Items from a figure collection
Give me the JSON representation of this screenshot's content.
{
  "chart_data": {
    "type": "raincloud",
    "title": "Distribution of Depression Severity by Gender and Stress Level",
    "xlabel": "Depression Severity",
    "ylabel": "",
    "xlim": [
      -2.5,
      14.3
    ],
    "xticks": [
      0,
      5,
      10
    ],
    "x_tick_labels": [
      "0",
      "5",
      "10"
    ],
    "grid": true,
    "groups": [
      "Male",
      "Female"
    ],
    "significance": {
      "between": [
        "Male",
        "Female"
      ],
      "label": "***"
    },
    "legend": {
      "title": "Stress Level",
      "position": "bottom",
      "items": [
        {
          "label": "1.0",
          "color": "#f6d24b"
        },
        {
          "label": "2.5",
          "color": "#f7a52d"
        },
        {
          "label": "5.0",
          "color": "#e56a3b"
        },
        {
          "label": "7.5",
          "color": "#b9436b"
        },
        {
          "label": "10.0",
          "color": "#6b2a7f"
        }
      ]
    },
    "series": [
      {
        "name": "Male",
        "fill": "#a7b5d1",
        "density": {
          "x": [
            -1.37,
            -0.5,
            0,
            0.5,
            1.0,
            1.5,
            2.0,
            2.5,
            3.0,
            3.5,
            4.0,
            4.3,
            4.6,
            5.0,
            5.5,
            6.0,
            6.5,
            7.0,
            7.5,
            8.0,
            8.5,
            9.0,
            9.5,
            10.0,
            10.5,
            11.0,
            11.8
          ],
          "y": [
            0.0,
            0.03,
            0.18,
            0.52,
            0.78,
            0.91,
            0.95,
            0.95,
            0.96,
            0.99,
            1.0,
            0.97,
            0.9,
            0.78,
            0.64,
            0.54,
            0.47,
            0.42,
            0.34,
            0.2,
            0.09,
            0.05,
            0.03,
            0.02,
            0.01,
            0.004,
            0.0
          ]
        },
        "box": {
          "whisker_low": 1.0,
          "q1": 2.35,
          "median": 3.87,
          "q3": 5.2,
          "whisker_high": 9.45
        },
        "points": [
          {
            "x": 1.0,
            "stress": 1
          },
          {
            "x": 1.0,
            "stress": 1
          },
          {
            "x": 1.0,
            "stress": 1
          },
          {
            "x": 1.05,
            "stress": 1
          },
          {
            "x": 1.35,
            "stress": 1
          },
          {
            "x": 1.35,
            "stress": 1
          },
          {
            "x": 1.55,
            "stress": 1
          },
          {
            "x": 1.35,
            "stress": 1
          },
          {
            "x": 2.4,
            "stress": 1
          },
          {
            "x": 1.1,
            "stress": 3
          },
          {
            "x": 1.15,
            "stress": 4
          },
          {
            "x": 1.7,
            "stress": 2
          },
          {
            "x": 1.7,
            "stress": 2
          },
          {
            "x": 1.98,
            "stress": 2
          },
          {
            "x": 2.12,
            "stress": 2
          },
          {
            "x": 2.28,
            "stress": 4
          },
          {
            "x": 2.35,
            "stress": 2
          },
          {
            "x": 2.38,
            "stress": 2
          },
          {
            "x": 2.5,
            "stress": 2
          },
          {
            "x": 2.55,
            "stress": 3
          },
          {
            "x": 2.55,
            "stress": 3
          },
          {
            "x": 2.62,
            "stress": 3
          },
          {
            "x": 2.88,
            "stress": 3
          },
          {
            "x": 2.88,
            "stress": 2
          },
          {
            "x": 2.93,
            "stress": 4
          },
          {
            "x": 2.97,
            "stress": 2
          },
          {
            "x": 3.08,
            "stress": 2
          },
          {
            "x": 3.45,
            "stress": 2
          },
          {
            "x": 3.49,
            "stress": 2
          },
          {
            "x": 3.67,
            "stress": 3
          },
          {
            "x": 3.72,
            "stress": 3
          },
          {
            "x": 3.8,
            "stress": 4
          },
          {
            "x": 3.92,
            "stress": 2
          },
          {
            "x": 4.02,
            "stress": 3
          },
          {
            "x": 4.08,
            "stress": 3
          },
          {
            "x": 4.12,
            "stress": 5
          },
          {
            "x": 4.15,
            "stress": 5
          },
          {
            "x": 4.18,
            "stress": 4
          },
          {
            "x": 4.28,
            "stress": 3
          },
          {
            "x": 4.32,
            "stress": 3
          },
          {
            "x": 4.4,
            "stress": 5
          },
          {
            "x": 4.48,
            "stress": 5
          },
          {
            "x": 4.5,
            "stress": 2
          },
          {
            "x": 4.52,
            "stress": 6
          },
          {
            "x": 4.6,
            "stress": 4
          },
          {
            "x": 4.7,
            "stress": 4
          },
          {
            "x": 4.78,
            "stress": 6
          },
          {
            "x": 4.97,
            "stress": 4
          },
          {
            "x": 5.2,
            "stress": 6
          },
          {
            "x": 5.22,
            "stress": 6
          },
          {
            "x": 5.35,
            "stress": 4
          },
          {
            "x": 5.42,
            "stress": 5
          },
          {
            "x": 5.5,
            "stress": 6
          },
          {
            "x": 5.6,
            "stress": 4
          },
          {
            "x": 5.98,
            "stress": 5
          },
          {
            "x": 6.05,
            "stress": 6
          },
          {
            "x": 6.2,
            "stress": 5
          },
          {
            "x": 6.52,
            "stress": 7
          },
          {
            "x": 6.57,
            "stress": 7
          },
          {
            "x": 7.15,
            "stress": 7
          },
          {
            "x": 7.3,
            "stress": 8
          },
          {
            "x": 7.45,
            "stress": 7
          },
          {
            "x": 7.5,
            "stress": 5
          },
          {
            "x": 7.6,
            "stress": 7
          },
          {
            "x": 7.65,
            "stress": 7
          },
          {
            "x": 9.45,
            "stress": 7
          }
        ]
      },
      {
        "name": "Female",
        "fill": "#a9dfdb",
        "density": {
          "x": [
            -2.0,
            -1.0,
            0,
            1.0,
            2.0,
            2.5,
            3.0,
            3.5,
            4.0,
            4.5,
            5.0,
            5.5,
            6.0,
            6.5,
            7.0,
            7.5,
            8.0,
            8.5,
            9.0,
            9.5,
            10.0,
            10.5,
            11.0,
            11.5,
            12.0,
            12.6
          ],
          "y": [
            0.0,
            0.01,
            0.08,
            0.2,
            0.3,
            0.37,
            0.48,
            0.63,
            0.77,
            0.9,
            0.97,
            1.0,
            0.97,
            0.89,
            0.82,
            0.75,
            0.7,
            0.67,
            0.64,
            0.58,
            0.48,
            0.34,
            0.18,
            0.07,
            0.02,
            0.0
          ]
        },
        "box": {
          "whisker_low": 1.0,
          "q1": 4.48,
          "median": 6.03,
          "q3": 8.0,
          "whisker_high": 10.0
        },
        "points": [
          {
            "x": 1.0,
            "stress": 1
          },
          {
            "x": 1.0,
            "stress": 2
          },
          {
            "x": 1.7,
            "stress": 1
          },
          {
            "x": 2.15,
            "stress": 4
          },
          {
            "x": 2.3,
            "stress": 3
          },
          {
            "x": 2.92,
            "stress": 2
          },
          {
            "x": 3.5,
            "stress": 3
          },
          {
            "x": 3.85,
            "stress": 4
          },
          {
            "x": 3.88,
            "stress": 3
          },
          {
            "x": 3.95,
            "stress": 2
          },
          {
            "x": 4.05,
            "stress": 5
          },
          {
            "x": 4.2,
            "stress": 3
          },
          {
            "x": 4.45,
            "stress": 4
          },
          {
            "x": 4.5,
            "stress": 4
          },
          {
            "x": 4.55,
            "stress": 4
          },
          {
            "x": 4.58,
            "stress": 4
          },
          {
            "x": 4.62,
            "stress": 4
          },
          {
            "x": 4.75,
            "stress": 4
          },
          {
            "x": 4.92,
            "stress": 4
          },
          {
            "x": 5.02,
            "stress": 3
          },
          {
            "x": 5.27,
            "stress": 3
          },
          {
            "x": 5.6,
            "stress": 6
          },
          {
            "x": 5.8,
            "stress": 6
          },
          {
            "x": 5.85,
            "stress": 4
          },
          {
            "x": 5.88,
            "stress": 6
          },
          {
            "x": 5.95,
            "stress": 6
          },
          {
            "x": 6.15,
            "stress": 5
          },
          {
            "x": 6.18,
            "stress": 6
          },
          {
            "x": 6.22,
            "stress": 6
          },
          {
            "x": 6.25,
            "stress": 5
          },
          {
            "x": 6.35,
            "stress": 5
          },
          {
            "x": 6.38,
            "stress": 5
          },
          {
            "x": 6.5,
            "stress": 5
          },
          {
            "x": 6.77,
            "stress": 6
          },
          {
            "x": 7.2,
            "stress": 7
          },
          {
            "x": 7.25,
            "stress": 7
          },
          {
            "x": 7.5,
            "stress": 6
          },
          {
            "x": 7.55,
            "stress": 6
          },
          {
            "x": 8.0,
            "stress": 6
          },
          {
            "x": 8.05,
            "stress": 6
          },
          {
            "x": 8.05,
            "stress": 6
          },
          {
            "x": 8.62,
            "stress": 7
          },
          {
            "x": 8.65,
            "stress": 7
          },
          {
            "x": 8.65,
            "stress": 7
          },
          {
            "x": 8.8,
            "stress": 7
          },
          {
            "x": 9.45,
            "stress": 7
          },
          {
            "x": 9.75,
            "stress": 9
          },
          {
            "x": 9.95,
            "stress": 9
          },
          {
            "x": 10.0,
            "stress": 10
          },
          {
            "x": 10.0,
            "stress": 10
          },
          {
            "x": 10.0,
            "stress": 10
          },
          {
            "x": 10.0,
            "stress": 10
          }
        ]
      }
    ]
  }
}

Task brief
Check each line of the entries above, and show every one holding the word "title".

Response for this exercise
    "title": "Distribution of Depression Severity by Gender and Stress Level",
      "title": "Stress Level",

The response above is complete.